▶ [Exercise description]: Each line of the material below that holds the word "madrasah" needs to be copied.

***** Data lines

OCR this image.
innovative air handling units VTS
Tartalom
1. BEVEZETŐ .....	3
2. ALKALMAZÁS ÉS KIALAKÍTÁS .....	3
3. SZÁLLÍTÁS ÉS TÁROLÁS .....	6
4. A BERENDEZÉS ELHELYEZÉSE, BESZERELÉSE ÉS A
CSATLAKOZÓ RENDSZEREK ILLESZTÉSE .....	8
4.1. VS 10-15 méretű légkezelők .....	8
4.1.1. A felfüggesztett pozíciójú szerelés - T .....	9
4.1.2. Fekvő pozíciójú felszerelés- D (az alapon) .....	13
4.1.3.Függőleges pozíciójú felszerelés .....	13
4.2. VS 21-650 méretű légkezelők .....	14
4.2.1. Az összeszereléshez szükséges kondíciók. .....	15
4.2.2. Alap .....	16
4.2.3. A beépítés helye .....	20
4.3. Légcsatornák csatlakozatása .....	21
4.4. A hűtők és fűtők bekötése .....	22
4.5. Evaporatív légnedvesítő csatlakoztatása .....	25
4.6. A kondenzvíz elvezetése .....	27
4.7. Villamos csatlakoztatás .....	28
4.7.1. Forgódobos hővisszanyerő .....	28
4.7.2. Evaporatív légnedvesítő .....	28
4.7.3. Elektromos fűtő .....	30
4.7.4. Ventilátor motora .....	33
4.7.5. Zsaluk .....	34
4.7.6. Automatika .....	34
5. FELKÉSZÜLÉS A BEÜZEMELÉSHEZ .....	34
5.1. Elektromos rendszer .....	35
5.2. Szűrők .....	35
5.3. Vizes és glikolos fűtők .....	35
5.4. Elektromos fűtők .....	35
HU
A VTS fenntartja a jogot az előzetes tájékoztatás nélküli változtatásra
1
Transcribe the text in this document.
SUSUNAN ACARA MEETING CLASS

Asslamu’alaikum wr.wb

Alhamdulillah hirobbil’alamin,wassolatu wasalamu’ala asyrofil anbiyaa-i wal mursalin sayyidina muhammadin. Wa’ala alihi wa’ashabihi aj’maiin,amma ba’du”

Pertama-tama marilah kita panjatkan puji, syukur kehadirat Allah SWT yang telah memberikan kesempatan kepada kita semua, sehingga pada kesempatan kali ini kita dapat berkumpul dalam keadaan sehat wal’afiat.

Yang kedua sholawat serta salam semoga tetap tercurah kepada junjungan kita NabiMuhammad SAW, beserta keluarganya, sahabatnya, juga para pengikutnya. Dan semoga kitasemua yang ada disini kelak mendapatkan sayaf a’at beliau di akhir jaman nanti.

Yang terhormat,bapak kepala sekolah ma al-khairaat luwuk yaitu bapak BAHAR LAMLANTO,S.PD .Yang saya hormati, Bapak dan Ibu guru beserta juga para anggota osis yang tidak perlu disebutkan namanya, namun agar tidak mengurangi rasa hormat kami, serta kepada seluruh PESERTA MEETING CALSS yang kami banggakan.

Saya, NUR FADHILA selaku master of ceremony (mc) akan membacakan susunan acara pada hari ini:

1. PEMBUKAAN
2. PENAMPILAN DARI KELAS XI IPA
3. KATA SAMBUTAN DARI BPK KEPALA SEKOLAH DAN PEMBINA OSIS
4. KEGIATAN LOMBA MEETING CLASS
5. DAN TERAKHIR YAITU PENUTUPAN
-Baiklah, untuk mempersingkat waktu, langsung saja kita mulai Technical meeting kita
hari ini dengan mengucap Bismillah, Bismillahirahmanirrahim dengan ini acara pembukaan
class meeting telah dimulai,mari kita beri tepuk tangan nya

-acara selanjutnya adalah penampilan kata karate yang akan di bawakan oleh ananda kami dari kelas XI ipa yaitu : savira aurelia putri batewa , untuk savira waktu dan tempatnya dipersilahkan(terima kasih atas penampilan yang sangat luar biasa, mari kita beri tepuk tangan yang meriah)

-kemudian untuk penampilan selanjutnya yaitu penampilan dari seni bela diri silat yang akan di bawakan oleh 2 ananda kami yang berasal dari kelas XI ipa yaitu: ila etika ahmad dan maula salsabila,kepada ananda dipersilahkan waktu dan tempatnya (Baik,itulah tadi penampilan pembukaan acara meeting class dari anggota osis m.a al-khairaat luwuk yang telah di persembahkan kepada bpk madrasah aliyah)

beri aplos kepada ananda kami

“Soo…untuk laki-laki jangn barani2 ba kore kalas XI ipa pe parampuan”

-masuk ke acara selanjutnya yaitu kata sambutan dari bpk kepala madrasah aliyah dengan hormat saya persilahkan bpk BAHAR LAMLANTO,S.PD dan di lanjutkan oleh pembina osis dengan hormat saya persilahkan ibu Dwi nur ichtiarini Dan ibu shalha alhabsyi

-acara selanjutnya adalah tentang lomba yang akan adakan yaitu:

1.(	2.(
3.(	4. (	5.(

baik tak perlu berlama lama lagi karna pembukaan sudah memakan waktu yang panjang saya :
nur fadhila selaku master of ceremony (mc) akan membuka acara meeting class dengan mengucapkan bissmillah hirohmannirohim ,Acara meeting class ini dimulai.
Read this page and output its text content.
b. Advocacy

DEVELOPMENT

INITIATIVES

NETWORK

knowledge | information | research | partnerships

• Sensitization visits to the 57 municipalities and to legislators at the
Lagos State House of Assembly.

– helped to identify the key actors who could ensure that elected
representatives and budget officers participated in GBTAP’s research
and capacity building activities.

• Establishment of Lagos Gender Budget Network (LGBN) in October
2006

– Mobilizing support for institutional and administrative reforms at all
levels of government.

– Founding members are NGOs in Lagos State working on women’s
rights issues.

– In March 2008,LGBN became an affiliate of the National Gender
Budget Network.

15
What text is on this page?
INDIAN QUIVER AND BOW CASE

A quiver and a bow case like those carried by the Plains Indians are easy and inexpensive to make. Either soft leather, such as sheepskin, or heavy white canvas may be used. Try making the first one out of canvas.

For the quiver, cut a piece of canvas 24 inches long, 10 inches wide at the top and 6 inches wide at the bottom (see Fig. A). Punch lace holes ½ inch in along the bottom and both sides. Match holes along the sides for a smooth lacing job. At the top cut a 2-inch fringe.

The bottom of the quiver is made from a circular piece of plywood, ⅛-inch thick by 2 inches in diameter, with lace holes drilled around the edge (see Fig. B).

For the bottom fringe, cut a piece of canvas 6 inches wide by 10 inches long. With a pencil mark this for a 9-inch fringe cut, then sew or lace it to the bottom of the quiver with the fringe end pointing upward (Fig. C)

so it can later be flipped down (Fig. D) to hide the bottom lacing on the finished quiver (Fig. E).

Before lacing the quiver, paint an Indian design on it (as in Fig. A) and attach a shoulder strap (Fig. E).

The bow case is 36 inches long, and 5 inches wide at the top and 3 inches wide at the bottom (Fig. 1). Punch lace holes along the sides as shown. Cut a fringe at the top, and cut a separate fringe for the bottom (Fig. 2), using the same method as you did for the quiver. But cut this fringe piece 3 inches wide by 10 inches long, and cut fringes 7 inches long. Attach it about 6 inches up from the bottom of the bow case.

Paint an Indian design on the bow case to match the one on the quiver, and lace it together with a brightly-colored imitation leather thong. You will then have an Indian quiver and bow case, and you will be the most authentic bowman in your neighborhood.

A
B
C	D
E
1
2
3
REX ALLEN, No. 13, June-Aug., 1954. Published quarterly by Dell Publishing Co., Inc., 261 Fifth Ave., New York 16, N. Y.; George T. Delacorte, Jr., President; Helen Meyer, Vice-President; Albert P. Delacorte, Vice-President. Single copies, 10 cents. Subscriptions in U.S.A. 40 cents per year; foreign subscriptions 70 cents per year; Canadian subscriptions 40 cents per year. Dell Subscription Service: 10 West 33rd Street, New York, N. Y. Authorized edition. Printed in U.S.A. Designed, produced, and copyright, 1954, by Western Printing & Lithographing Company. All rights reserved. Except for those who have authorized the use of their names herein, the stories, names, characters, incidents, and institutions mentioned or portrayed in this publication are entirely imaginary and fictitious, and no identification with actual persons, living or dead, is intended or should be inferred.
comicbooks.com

**********

▶ [Task solution]:
-kemudian untuk penampilan selanjutnya yaitu penampilan dari seni bela diri silat yang akan di bawakan oleh 2 ananda kami yang berasal dari kelas XI ipa yaitu: ila etika ahmad dan maula salsabila,kepada ananda dipersilahkan waktu dan tempatnya (Baik,itulah tadi penampilan pembukaan acara meeting class dari anggota osis m.a al-khairaat luwuk yang telah di persembahkan kepada bpk madrasah aliyah)
-masuk ke acara selanjutnya yaitu kata sambutan dari bpk kepala madrasah aliyah dengan hormat saya persilahkan bpk BAHAR LAMLANTO,S.PD dan di lanjutkan oleh pembina osis dengan hormat saya persilahkan ibu Dwi nur ichtiarini Dan ibu shalha alhabsyi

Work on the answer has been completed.